::: Provided records :::

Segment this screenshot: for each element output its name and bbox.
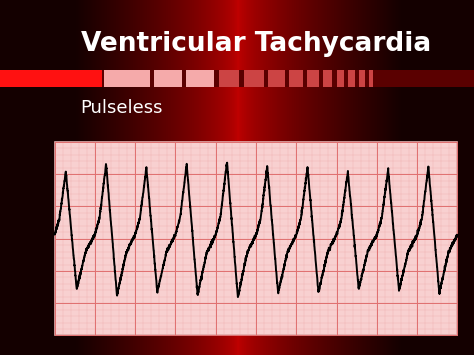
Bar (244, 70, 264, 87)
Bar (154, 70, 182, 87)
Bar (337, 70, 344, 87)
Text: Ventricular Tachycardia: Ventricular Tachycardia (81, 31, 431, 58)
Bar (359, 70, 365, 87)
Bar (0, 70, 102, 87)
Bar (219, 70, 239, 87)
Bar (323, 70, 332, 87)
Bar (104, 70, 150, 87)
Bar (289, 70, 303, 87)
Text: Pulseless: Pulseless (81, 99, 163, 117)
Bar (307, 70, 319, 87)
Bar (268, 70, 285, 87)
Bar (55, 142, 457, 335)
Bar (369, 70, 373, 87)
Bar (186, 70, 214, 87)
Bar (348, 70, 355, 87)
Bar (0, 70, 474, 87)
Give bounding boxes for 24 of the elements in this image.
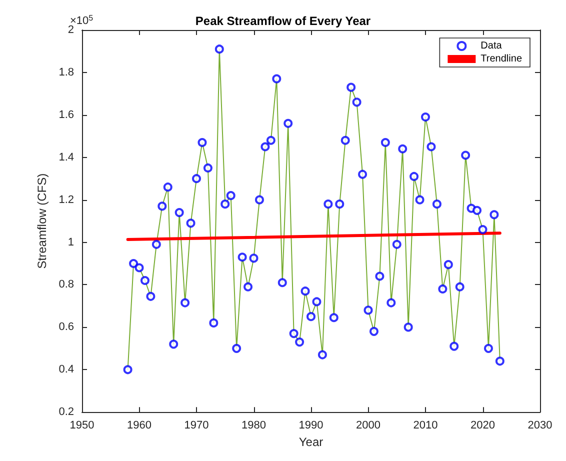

:::
::: Provided records :::

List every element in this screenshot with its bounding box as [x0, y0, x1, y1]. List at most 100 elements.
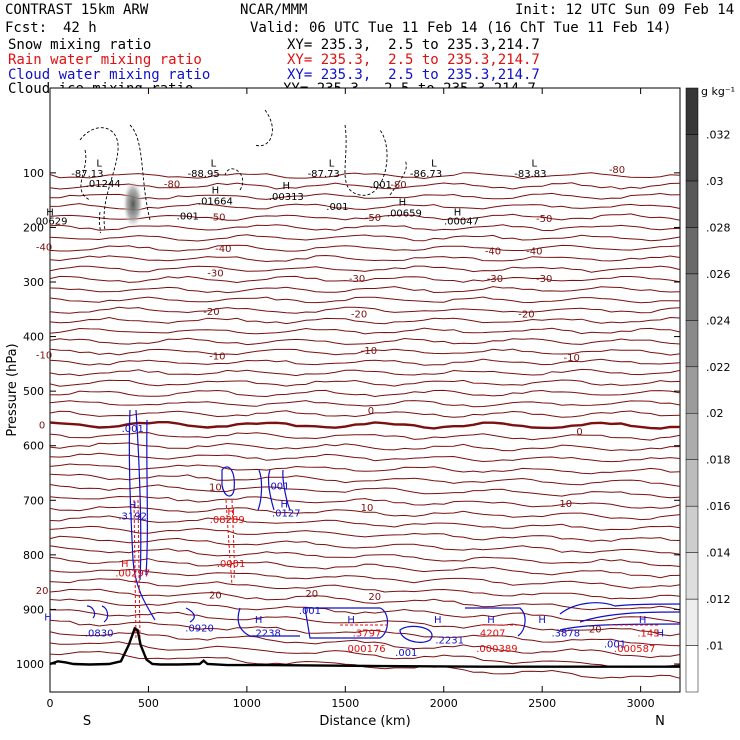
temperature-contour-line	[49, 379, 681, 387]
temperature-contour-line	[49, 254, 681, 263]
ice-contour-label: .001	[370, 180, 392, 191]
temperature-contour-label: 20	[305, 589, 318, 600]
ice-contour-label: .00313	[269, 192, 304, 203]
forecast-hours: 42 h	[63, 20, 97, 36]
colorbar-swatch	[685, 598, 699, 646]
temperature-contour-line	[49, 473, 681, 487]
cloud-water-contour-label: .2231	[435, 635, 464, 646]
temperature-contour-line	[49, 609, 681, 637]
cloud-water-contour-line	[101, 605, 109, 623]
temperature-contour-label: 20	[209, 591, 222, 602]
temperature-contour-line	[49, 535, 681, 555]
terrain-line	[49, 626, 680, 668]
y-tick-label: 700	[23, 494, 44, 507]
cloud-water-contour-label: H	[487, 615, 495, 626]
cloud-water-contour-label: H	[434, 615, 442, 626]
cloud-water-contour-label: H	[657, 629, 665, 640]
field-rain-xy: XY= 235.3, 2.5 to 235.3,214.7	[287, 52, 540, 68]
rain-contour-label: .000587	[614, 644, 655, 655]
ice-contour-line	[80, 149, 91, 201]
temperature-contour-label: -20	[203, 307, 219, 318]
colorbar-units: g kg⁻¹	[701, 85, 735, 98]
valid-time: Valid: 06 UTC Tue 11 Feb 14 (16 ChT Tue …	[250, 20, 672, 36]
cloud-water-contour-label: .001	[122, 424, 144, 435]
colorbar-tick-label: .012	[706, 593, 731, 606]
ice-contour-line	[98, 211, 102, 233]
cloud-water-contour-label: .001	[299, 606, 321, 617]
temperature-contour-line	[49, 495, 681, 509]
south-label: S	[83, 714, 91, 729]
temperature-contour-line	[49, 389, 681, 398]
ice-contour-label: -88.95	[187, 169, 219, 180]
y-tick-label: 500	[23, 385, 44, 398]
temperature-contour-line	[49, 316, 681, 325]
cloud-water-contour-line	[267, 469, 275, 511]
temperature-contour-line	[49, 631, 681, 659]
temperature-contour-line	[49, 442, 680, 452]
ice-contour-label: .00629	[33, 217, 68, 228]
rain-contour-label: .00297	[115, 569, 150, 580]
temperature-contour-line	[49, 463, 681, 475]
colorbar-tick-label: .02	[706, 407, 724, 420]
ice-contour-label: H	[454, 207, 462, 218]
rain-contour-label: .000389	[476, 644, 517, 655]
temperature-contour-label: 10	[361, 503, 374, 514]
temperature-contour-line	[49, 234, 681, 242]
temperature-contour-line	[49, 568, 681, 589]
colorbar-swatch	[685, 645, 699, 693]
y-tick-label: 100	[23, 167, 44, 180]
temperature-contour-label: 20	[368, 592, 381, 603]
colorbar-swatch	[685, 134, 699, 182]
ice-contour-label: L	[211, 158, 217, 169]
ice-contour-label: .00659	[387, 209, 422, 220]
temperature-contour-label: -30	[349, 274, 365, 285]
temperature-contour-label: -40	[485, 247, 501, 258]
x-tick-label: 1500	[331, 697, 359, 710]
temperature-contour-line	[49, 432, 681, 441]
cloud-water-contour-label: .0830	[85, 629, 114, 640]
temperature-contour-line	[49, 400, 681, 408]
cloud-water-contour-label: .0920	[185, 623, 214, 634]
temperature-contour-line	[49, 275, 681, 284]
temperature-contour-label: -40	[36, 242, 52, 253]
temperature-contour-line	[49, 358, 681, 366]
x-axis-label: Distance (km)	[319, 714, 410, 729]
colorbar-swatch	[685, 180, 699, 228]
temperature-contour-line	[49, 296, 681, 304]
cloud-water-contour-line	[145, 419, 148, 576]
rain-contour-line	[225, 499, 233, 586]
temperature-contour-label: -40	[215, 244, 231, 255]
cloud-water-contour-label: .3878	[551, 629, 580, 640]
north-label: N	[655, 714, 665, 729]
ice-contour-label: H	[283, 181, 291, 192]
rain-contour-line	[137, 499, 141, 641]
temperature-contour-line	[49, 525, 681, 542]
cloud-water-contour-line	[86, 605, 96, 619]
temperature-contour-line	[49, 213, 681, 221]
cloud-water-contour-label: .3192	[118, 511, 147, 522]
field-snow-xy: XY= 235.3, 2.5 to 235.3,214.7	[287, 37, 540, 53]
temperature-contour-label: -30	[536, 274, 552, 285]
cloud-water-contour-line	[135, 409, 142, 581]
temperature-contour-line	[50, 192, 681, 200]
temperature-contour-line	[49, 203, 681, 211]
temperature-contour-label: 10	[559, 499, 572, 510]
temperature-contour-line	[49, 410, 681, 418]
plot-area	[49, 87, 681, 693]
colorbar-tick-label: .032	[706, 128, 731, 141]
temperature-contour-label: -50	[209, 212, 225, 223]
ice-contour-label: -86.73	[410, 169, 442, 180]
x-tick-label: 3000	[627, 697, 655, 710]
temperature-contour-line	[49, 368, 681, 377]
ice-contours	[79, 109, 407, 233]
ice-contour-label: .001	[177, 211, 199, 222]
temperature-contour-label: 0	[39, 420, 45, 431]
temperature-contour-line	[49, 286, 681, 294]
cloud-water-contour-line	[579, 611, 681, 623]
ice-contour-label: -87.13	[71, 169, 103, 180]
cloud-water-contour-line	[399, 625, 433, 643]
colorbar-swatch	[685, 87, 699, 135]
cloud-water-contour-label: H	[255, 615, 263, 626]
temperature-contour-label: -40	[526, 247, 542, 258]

:::
::: Provided records :::

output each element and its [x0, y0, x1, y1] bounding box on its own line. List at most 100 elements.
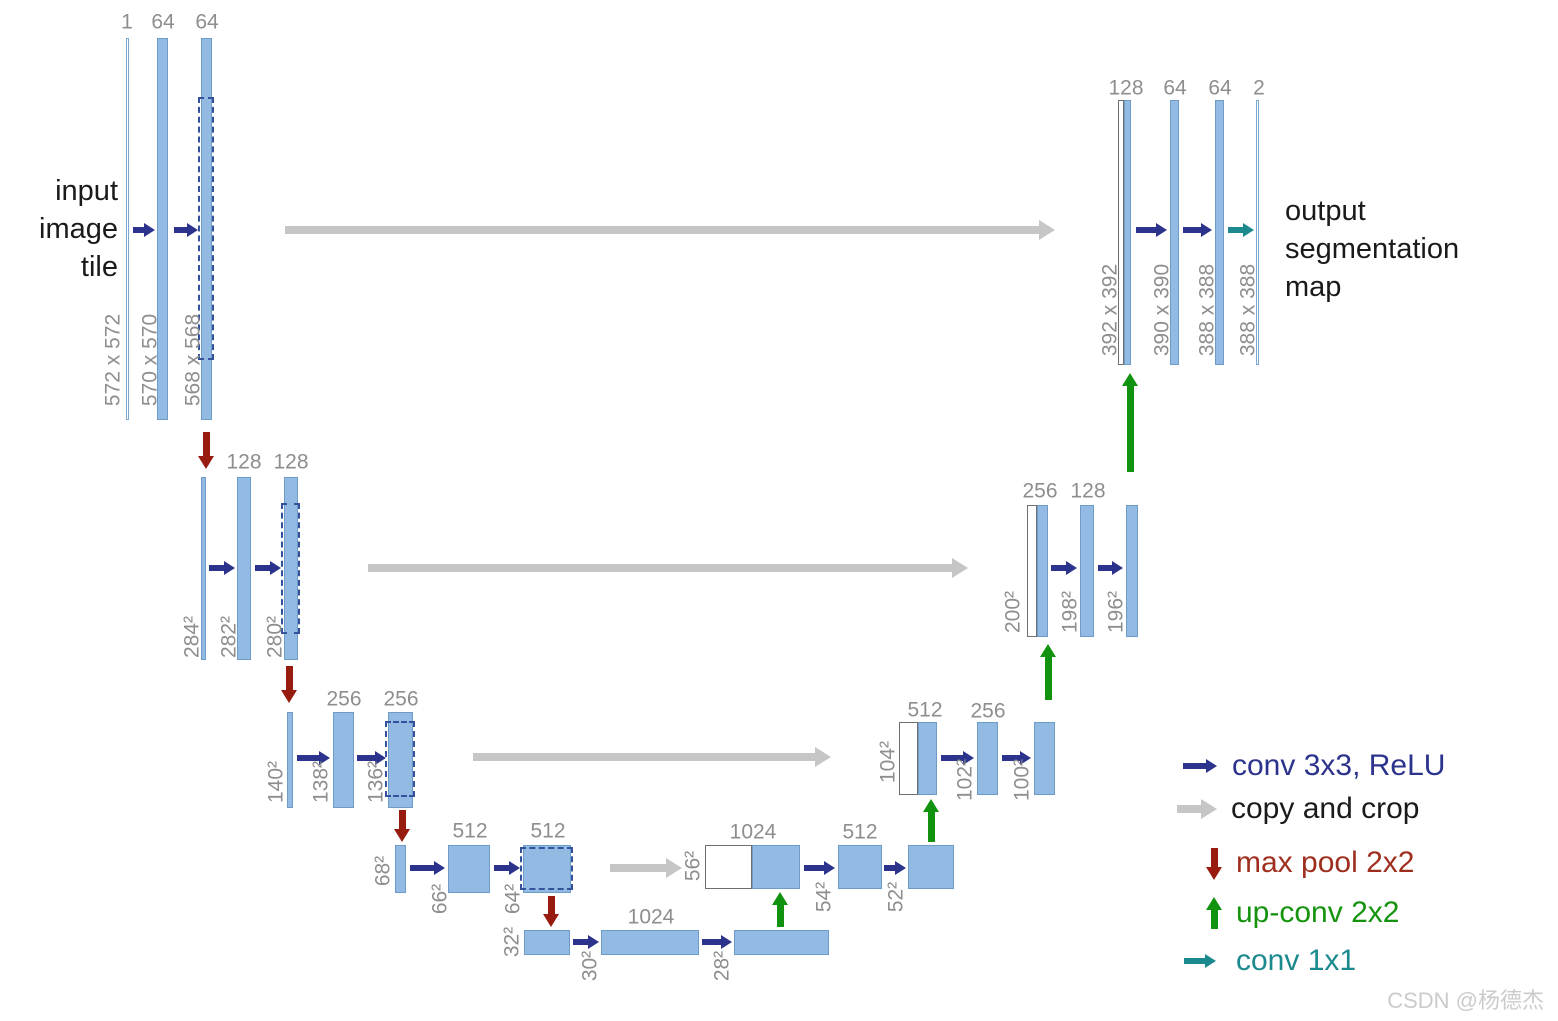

:::

What is expected:
Collect every line of the data that contains the string "swatch" and copy each one out.

Result for this exercise:
colorbar-swatch	[685, 598, 699, 646]
colorbar-swatch	[685, 645, 699, 693]
colorbar-swatch	[685, 134, 699, 182]
colorbar-swatch	[685, 180, 699, 228]
colorbar-swatch	[685, 87, 699, 135]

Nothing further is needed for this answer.